■ **The data**:
━━━━━━

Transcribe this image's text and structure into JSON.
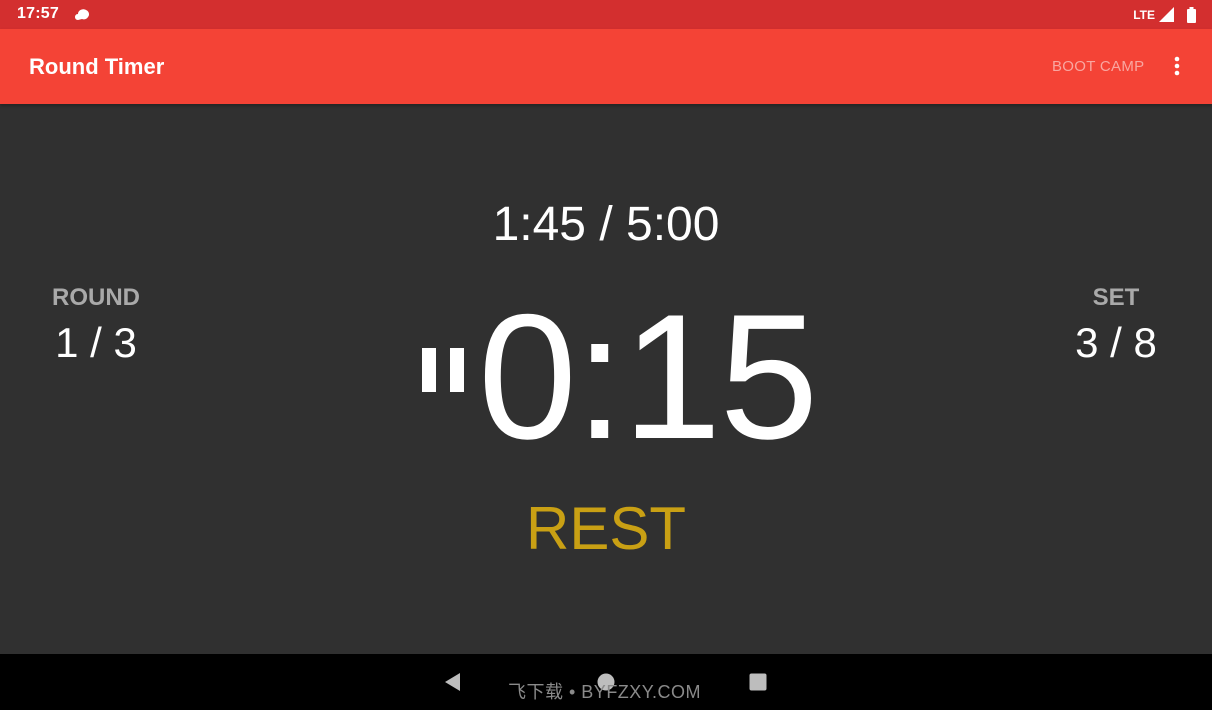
{
  "status_bar": {
    "time": "17:57",
    "network": "LTE",
    "icons": [
      "cloud-icon",
      "signal-icon",
      "battery-icon"
    ]
  },
  "app_bar": {
    "title": "Round Timer",
    "action_label": "BOOT CAMP",
    "menu_icon": "more-vert-icon",
    "background_color": "#f44336"
  },
  "timer": {
    "total_elapsed": "1:45 / 5:00",
    "current_time": "0:15",
    "phase": "REST",
    "phase_color": "#c9a014",
    "state_icon": "pause-icon"
  },
  "round": {
    "label": "ROUND",
    "value": "1 / 3"
  },
  "set": {
    "label": "SET",
    "value": "3 / 8"
  },
  "nav_bar": {
    "icons": [
      "back-icon",
      "home-icon",
      "recents-icon"
    ]
  },
  "watermark": {
    "text": "飞下载 • BYFZXY.COM"
  }
}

━━━━━━

From the records above, pull out every line containing the word "text".

Transcribe this image's text and structure into JSON.
    "text": "飞下载 • BYFZXY.COM"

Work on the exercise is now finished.